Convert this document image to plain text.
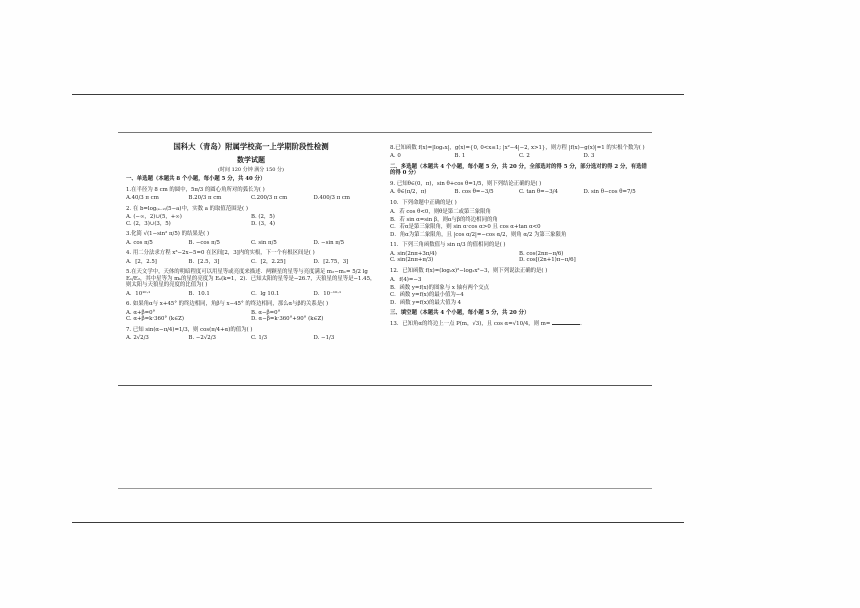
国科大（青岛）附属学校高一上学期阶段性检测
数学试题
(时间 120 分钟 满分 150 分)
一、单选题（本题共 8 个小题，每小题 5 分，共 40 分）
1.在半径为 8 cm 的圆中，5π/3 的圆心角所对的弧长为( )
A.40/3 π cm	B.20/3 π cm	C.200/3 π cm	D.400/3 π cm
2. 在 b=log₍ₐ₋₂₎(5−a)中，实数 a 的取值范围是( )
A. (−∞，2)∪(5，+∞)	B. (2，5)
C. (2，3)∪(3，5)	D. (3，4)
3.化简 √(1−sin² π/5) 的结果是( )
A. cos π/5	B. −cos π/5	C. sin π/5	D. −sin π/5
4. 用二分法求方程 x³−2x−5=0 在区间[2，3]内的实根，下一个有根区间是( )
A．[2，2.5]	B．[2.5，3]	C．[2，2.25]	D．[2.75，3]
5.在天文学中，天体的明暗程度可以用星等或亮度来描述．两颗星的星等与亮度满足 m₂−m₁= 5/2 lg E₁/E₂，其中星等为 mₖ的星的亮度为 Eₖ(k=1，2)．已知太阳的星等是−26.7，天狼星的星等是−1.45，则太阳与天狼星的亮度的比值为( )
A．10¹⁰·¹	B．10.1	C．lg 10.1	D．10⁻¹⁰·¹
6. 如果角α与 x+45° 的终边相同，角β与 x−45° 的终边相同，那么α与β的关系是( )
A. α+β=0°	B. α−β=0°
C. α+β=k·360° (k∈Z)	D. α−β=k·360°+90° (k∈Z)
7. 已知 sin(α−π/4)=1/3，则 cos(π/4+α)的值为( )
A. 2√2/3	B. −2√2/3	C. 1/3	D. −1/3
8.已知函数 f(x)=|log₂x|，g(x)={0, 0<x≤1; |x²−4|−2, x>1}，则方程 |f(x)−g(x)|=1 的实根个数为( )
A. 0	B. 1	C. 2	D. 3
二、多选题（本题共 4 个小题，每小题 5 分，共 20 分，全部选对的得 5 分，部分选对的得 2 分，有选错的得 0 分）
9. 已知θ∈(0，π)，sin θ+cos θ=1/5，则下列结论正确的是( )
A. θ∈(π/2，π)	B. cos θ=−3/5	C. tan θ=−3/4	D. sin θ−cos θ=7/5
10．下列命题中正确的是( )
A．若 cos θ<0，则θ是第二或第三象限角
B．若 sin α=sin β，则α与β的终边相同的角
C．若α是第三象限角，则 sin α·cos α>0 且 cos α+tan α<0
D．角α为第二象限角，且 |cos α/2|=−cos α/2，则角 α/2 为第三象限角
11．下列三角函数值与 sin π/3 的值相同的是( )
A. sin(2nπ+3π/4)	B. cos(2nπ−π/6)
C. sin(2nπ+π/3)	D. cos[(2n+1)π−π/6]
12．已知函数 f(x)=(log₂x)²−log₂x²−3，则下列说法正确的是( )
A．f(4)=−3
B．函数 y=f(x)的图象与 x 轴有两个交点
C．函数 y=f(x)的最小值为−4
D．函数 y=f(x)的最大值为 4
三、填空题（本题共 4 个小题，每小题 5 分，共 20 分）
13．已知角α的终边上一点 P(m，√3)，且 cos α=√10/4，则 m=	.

____

=== CHALLENGE ===
Transcribe every line from the records above without alteration, and leave out the images.

=== RESPONSE FOR THIS EXERCISE ===
Convert this document image to plain text.
国科大（青岛）附属学校高一上学期阶段性检测
数学试题
(时间 120 分钟 满分 150 分)
一、单选题（本题共 8 个小题，每小题 5 分，共 40 分）
1.在半径为 8 cm 的圆中，5π/3 的圆心角所对的弧长为( )
A.40/3 π cm	B.20/3 π cm	C.200/3 π cm	D.400/3 π cm
2. 在 b=log₍ₐ₋₂₎(5−a)中，实数 a 的取值范围是( )
A. (−∞，2)∪(5，+∞)	B. (2，5)
C. (2，3)∪(3，5)	D. (3，4)
3.化简 √(1−sin² π/5) 的结果是( )
A. cos π/5	B. −cos π/5	C. sin π/5	D. −sin π/5
4. 用二分法求方程 x³−2x−5=0 在区间[2，3]内的实根，下一个有根区间是( )
A．[2，2.5]	B．[2.5，3]	C．[2，2.25]	D．[2.75，3]
5.在天文学中，天体的明暗程度可以用星等或亮度来描述．两颗星的星等与亮度满足 m₂−m₁= 5/2 lg E₁/E₂，其中星等为 mₖ的星的亮度为 Eₖ(k=1，2)．已知太阳的星等是−26.7，天狼星的星等是−1.45，则太阳与天狼星的亮度的比值为( )
A．10¹⁰·¹	B．10.1	C．lg 10.1	D．10⁻¹⁰·¹
6. 如果角α与 x+45° 的终边相同，角β与 x−45° 的终边相同，那么α与β的关系是( )
A. α+β=0°	B. α−β=0°
C. α+β=k·360° (k∈Z)	D. α−β=k·360°+90° (k∈Z)
7. 已知 sin(α−π/4)=1/3，则 cos(π/4+α)的值为( )
A. 2√2/3	B. −2√2/3	C. 1/3	D. −1/3
8.已知函数 f(x)=|log₂x|，g(x)={0, 0<x≤1; |x²−4|−2, x>1}，则方程 |f(x)−g(x)|=1 的实根个数为( )
A. 0	B. 1	C. 2	D. 3
二、多选题（本题共 4 个小题，每小题 5 分，共 20 分，全部选对的得 5 分，部分选对的得 2 分，有选错的得 0 分）
9. 已知θ∈(0，π)，sin θ+cos θ=1/5，则下列结论正确的是( )
A. θ∈(π/2，π)	B. cos θ=−3/5	C. tan θ=−3/4	D. sin θ−cos θ=7/5
10．下列命题中正确的是( )
A．若 cos θ<0，则θ是第二或第三象限角
B．若 sin α=sin β，则α与β的终边相同的角
C．若α是第三象限角，则 sin α·cos α>0 且 cos α+tan α<0
D．角α为第二象限角，且 |cos α/2|=−cos α/2，则角 α/2 为第三象限角
11．下列三角函数值与 sin π/3 的值相同的是( )
A. sin(2nπ+3π/4)	B. cos(2nπ−π/6)
C. sin(2nπ+π/3)	D. cos[(2n+1)π−π/6]
12．已知函数 f(x)=(log₂x)²−log₂x²−3，则下列说法正确的是( )
A．f(4)=−3
B．函数 y=f(x)的图象与 x 轴有两个交点
C．函数 y=f(x)的最小值为−4
D．函数 y=f(x)的最大值为 4
三、填空题（本题共 4 个小题，每小题 5 分，共 20 分）
13．已知角α的终边上一点 P(m，√3)，且 cos α=√10/4，则 m=	.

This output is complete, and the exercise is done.